Could every line of the data be printed exactly as it reads?
______
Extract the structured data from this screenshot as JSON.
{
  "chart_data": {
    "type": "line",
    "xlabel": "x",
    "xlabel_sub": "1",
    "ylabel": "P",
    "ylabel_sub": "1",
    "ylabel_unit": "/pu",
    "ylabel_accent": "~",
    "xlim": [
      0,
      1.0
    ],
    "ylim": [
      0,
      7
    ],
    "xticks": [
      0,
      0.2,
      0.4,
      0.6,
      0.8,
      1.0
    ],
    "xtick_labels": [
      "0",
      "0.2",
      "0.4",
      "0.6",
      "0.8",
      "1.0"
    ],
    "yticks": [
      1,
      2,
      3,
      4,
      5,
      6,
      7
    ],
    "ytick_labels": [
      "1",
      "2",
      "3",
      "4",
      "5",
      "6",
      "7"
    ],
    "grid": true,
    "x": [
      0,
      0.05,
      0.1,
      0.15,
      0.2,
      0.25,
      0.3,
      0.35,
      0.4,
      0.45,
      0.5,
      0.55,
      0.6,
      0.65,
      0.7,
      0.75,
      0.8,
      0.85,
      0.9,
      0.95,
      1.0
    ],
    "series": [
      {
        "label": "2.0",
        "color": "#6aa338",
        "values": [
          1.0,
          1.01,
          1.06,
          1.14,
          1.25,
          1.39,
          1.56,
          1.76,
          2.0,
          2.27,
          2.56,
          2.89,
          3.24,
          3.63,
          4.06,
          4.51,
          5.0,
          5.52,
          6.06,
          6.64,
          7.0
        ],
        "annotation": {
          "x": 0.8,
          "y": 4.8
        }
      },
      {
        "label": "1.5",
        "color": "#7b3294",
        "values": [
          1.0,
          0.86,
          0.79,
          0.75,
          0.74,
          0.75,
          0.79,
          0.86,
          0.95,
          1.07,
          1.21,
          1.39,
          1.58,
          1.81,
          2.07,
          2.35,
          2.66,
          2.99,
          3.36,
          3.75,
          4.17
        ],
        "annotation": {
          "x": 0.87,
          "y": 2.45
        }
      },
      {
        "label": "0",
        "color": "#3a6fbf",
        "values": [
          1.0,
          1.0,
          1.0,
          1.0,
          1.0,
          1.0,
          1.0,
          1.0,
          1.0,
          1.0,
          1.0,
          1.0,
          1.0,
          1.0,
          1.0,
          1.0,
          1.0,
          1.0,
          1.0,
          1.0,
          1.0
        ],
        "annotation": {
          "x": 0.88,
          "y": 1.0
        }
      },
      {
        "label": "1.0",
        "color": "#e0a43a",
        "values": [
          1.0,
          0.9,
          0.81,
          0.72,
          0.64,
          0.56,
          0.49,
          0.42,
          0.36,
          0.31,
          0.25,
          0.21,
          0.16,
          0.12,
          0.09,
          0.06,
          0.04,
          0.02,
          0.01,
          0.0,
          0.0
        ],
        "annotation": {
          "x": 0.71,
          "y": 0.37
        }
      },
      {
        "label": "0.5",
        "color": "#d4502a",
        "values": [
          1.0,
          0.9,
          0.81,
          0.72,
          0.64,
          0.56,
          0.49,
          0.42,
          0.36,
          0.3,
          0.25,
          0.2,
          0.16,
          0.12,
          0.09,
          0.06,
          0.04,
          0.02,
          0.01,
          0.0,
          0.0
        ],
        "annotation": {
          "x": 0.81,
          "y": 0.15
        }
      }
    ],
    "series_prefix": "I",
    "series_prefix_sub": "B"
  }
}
______
▶ **Exercise answer**:
Extract the structured data from this screenshot as JSON.
{
  "chart_data": {
    "type": "line",
    "xlabel": "x",
    "xlabel_sub": "1",
    "ylabel": "P",
    "ylabel_sub": "1",
    "ylabel_unit": "/pu",
    "ylabel_accent": "~",
    "xlim": [
      0,
      1.0
    ],
    "ylim": [
      0,
      7
    ],
    "xticks": [
      0,
      0.2,
      0.4,
      0.6,
      0.8,
      1.0
    ],
    "xtick_labels": [
      "0",
      "0.2",
      "0.4",
      "0.6",
      "0.8",
      "1.0"
    ],
    "yticks": [
      1,
      2,
      3,
      4,
      5,
      6,
      7
    ],
    "ytick_labels": [
      "1",
      "2",
      "3",
      "4",
      "5",
      "6",
      "7"
    ],
    "grid": true,
    "x": [
      0,
      0.05,
      0.1,
      0.15,
      0.2,
      0.25,
      0.3,
      0.35,
      0.4,
      0.45,
      0.5,
      0.55,
      0.6,
      0.65,
      0.7,
      0.75,
      0.8,
      0.85,
      0.9,
      0.95,
      1.0
    ],
    "series": [
      {
        "label": "2.0",
        "color": "#6aa338",
        "values": [
          1.0,
          1.01,
          1.06,
          1.14,
          1.25,
          1.39,
          1.56,
          1.76,
          2.0,
          2.27,
          2.56,
          2.89,
          3.24,
          3.63,
          4.06,
          4.51,
          5.0,
          5.52,
          6.06,
          6.64,
          7.0
        ],
        "annotation": {
          "x": 0.8,
          "y": 4.8
        }
      },
      {
        "label": "1.5",
        "color": "#7b3294",
        "values": [
          1.0,
          0.86,
          0.79,
          0.75,
          0.74,
          0.75,
          0.79,
          0.86,
          0.95,
          1.07,
          1.21,
          1.39,
          1.58,
          1.81,
          2.07,
          2.35,
          2.66,
          2.99,
          3.36,
          3.75,
          4.17
        ],
        "annotation": {
          "x": 0.87,
          "y": 2.45
        }
      },
      {
        "label": "0",
        "color": "#3a6fbf",
        "values": [
          1.0,
          1.0,
          1.0,
          1.0,
          1.0,
          1.0,
          1.0,
          1.0,
          1.0,
          1.0,
          1.0,
          1.0,
          1.0,
          1.0,
          1.0,
          1.0,
          1.0,
          1.0,
          1.0,
          1.0,
          1.0
        ],
        "annotation": {
          "x": 0.88,
          "y": 1.0
        }
      },
      {
        "label": "1.0",
        "color": "#e0a43a",
        "values": [
          1.0,
          0.9,
          0.81,
          0.72,
          0.64,
          0.56,
          0.49,
          0.42,
          0.36,
          0.31,
          0.25,
          0.21,
          0.16,
          0.12,
          0.09,
          0.06,
          0.04,
          0.02,
          0.01,
          0.0,
          0.0
        ],
        "annotation": {
          "x": 0.71,
          "y": 0.37
        }
      },
      {
        "label": "0.5",
        "color": "#d4502a",
        "values": [
          1.0,
          0.9,
          0.81,
          0.72,
          0.64,
          0.56,
          0.49,
          0.42,
          0.36,
          0.3,
          0.25,
          0.2,
          0.16,
          0.12,
          0.09,
          0.06,
          0.04,
          0.02,
          0.01,
          0.0,
          0.0
        ],
        "annotation": {
          "x": 0.81,
          "y": 0.15
        }
      }
    ],
    "series_prefix": "I",
    "series_prefix_sub": "B"
  }
}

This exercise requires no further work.